## [Set exercise]
Would you pull out every line of the material that contains the string "this"?
_ _ _ _ _
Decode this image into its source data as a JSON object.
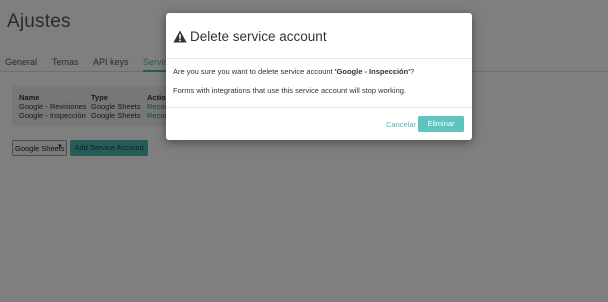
{
  "page": {
    "title": "Ajustes",
    "tabs": [
      "General",
      "Temas",
      "API keys",
      "Servic"
    ],
    "active_tab_index": 3
  },
  "table": {
    "headers": [
      "Name",
      "Type",
      "Actio"
    ],
    "rows": [
      {
        "name": "Google - Revisiones",
        "type": "Google Sheets",
        "action": "Recon"
      },
      {
        "name": "Google - Inspección",
        "type": "Google Sheets",
        "action": "Recon"
      }
    ]
  },
  "controls": {
    "type_select_value": "Google Sheets",
    "add_button_label": "Add Service Account"
  },
  "modal": {
    "title": "Delete service account",
    "warning_icon": "warning-triangle-icon",
    "question_prefix": "Are you sure you want to delete service account ",
    "account_name": "'Google - Inspección'",
    "question_suffix": "?",
    "note": "Forms with integrations that use this service account will stop working.",
    "cancel_label": "Cancelar",
    "confirm_label": "Eliminar"
  },
  "colors": {
    "accent": "#4bb8b0",
    "confirm_button": "#5ec4bd",
    "overlay": "rgba(0,0,0,0.5)"
  }
}
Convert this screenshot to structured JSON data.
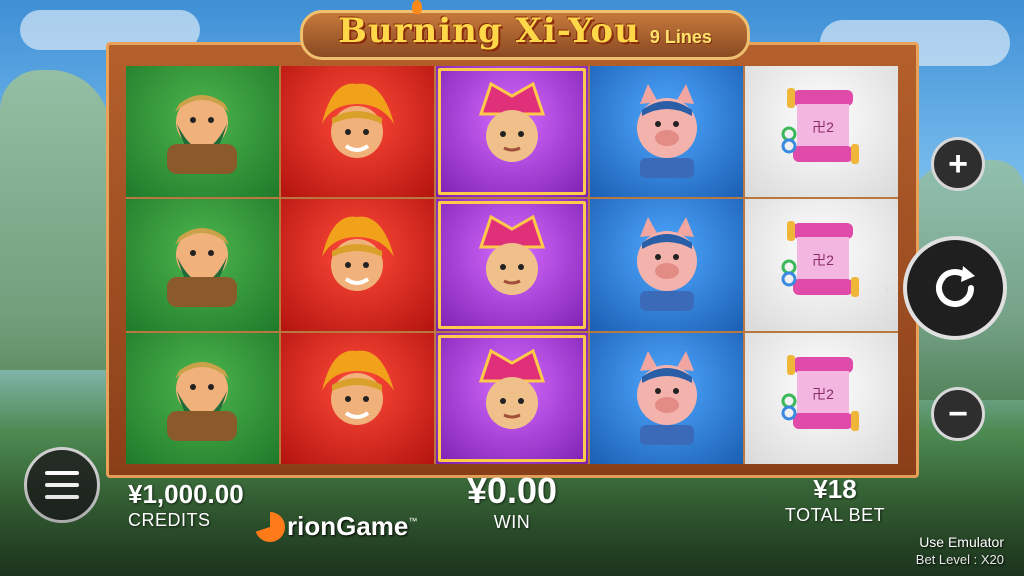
{
  "game": {
    "title": "Burning Xi-You",
    "lines_badge": "9 Lines"
  },
  "reels": [
    [
      "warrior",
      "monkey",
      "monk",
      "pig",
      "scroll"
    ],
    [
      "warrior",
      "monkey",
      "monk",
      "pig",
      "scroll"
    ],
    [
      "warrior",
      "monkey",
      "monk",
      "pig",
      "scroll"
    ]
  ],
  "reel_colors": [
    "green",
    "red",
    "purple",
    "blue",
    "white"
  ],
  "controls": {
    "plus_label": "+",
    "minus_label": "−",
    "spin_label": "↻",
    "menu_label": "☰",
    "spin_hint": "‹"
  },
  "stats": {
    "credits_value": "¥1,000.00",
    "credits_label": "CREDITS",
    "win_value": "¥0.00",
    "win_label": "WIN",
    "total_bet_value": "¥18",
    "total_bet_label": "TOTAL BET"
  },
  "branding": {
    "logo_text": "rionGame",
    "trademark": "™"
  },
  "emulator": {
    "label": "Use Emulator",
    "bet_level_label": "Bet Level",
    "bet_level_value": "X20"
  },
  "colors": {
    "frame": "#b4602c",
    "title": "#ffd84a",
    "brand_orange": "#ff7b1a"
  }
}
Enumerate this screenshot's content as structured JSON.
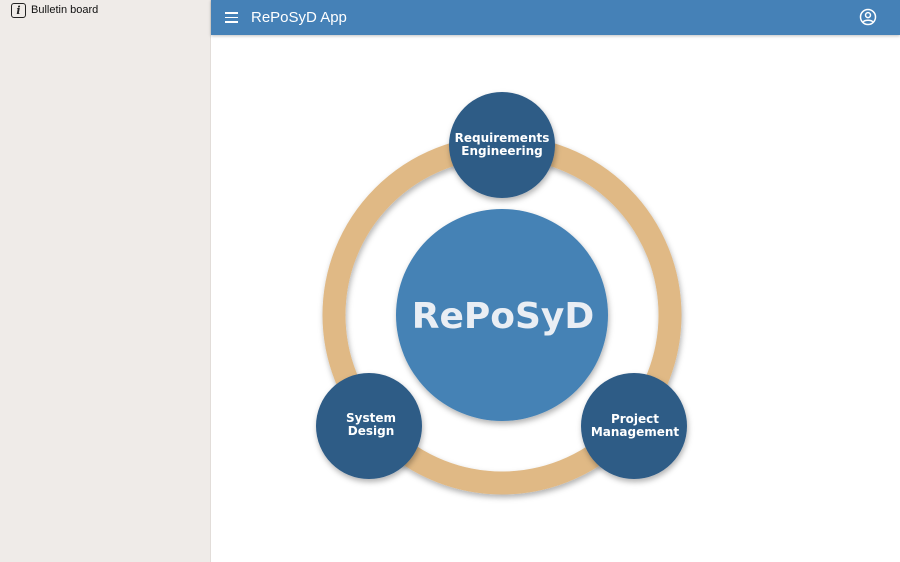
{
  "sidebar": {
    "items": [
      {
        "label": "Bulletin board",
        "icon": "info-icon"
      }
    ]
  },
  "appbar": {
    "title": "RePoSyD App",
    "menu_icon": "menu-icon",
    "account_icon": "account-circle-icon"
  },
  "diagram": {
    "center_label": "RePoSyD",
    "nodes": [
      {
        "line1": "Requirements",
        "line2": "Engineering"
      },
      {
        "line1": "System",
        "line2": "Design"
      },
      {
        "line1": "Project",
        "line2": "Management"
      }
    ]
  },
  "colors": {
    "appbar": "#4581b7",
    "sidebar": "#efebe8",
    "ring": "#e0b985",
    "center_circle": "#4582b5",
    "node_circle": "#2f5b86"
  }
}
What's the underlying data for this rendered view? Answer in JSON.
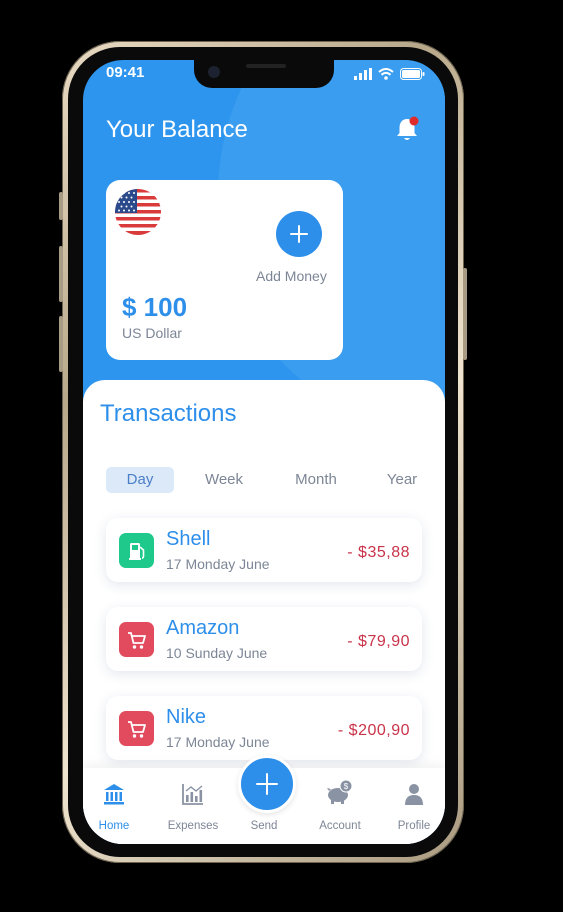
{
  "status_bar": {
    "time": "09:41"
  },
  "header": {
    "title": "Your Balance",
    "notification": true
  },
  "balance_card": {
    "amount": "$ 100",
    "currency": "US Dollar",
    "add_money_label": "Add Money"
  },
  "transactions": {
    "title": "Transactions",
    "tabs": [
      {
        "label": "Day",
        "active": true
      },
      {
        "label": "Week",
        "active": false
      },
      {
        "label": "Month",
        "active": false
      },
      {
        "label": "Year",
        "active": false
      }
    ],
    "items": [
      {
        "name": "Shell",
        "date": "17 Monday June",
        "amount": "- $35,88",
        "icon": "fuel-icon",
        "color": "#1ec98b"
      },
      {
        "name": "Amazon",
        "date": "10 Sunday June",
        "amount": "- $79,90",
        "icon": "cart-icon",
        "color": "#e24a5e"
      },
      {
        "name": "Nike",
        "date": "17 Monday June",
        "amount": "- $200,90",
        "icon": "cart-icon",
        "color": "#e24a5e"
      }
    ]
  },
  "nav": {
    "items": [
      {
        "label": "Home",
        "icon": "bank-icon",
        "active": true
      },
      {
        "label": "Expenses",
        "icon": "chart-icon",
        "active": false
      },
      {
        "label": "Send",
        "icon": "plus-icon",
        "active": false
      },
      {
        "label": "Account",
        "icon": "piggy-bank-icon",
        "active": false
      },
      {
        "label": "Profile",
        "icon": "user-icon",
        "active": false
      }
    ]
  },
  "colors": {
    "primary": "#2e8fea",
    "header_bg": "#2e95ee",
    "expense": "#c9334a",
    "fuel": "#1ec98b",
    "shopping": "#e24a5e"
  }
}
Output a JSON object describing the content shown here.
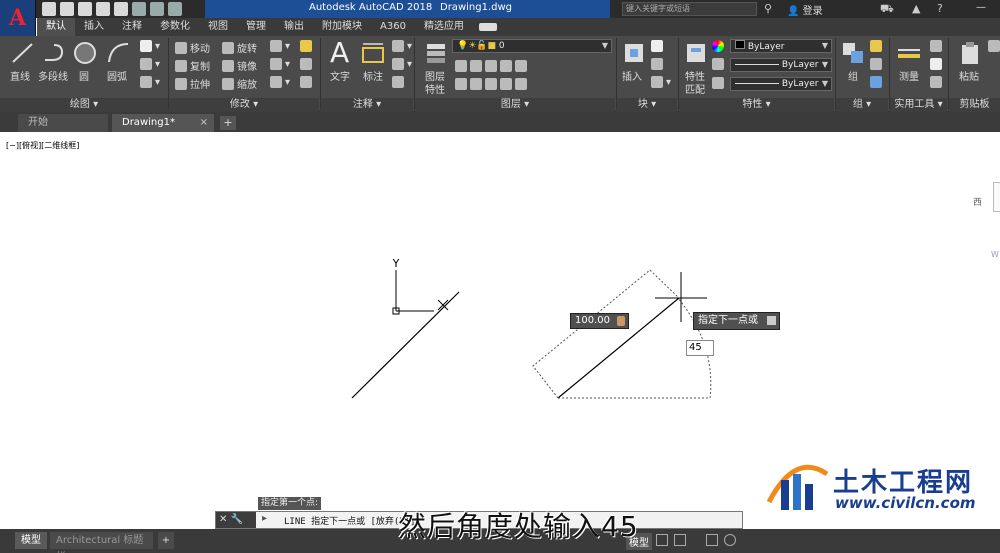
{
  "titlebar": {
    "app_title": "Autodesk AutoCAD 2018",
    "file_name": "Drawing1.dwg",
    "search_placeholder": "键入关键字或短语",
    "login_label": "登录",
    "help_label": "?"
  },
  "ribbon_tabs": [
    "默认",
    "插入",
    "注释",
    "参数化",
    "视图",
    "管理",
    "输出",
    "附加模块",
    "A360",
    "精选应用"
  ],
  "ribbon": {
    "draw": {
      "title": "绘图 ▾",
      "line": "直线",
      "polyline": "多段线",
      "circle": "圆",
      "arc": "圆弧"
    },
    "modify": {
      "title": "修改 ▾",
      "move": "移动",
      "rotate": "旋转",
      "copy": "复制",
      "mirror": "镜像",
      "stretch": "拉伸",
      "scale": "缩放"
    },
    "annotation": {
      "title": "注释 ▾",
      "text": "文字",
      "dimension": "标注"
    },
    "layers": {
      "title": "图层 ▾",
      "layer_props": "图层",
      "layer_props2": "特性",
      "current_layer": "0"
    },
    "block": {
      "title": "块 ▾",
      "insert": "插入"
    },
    "properties": {
      "title": "特性 ▾",
      "match": "特性",
      "match2": "匹配",
      "color": "ByLayer",
      "linetype": "ByLayer",
      "lineweight": "ByLayer"
    },
    "groups": {
      "title": "组 ▾",
      "group": "组"
    },
    "utilities": {
      "title": "实用工具 ▾",
      "measure": "测量"
    },
    "clipboard": {
      "title": "剪贴板",
      "paste": "粘贴"
    }
  },
  "doc_tabs": {
    "start": "开始",
    "drawing": "Drawing1*",
    "close": "×",
    "add": "+"
  },
  "canvas": {
    "viewport_label": "[−][俯视][二维线框]",
    "ucs_y": "Y",
    "viewcube_west": "西",
    "viewcube_wcs": "W",
    "length_tooltip": "100.00",
    "prompt_tooltip": "指定下一点或",
    "angle_input": "45"
  },
  "command": {
    "hint": "指定第一个点:",
    "text": "LINE 指定下一点或 [放弃(U)]:"
  },
  "statusbar": {
    "model_tab": "模型",
    "layout_tab": "Architectural 标题栏",
    "add_tab": "+",
    "model_button": "模型"
  },
  "overlay": {
    "subtitle": "然后角度处输入45",
    "watermark_name": "土木工程网",
    "watermark_url": "www.civilcn.com"
  },
  "colors": {
    "title_blue": "#1c4f96",
    "ribbon_bg": "#4a4a4a",
    "canvas_bg": "#ffffff",
    "watermark_blue": "#1a3e8f"
  }
}
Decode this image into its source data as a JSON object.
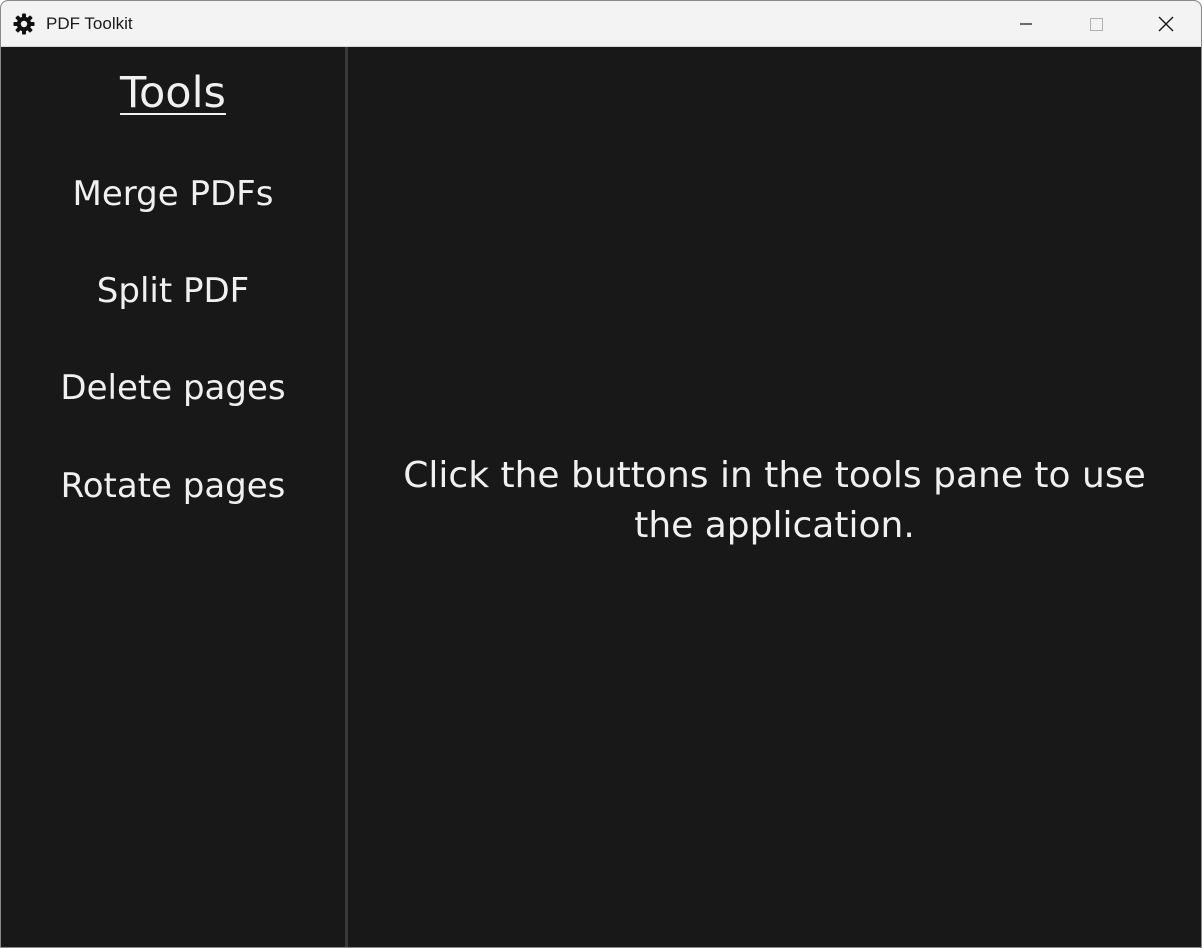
{
  "window": {
    "title": "PDF Toolkit",
    "icon": "gear-icon",
    "controls": {
      "minimize": "minimize-icon",
      "maximize": "maximize-icon",
      "close": "close-icon"
    }
  },
  "sidebar": {
    "heading": "Tools",
    "items": [
      {
        "label": "Merge PDFs"
      },
      {
        "label": "Split PDF"
      },
      {
        "label": "Delete pages"
      },
      {
        "label": "Rotate pages"
      }
    ]
  },
  "main": {
    "message": "Click the buttons in the tools pane to use the application."
  },
  "colors": {
    "background": "#181818",
    "text": "#f0f0f0",
    "divider": "#3a3a3a",
    "titlebar": "#f3f3f3"
  }
}
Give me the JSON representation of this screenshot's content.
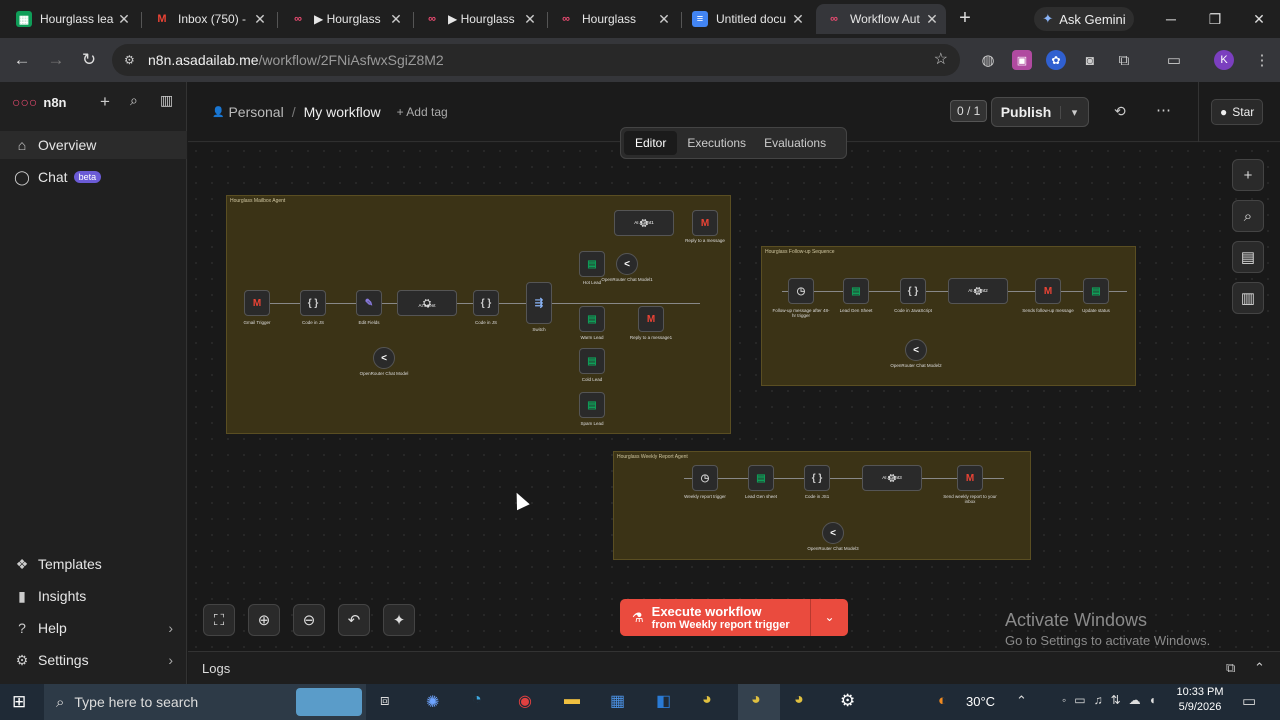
_ _ _ _ _
## [Answer in full]
Decode this image into its source data as a JSON object.
    "note": "Forms with integrations that use this service account will stop working.",
Convert this screenshot to structured JSON data.
Enumerate this screenshot's content as structured JSON.
What's the underlying data for this rendered view? Answer in JSON.
Decode this image into its source data as a JSON object.
Give me the JSON representation of this screenshot's content.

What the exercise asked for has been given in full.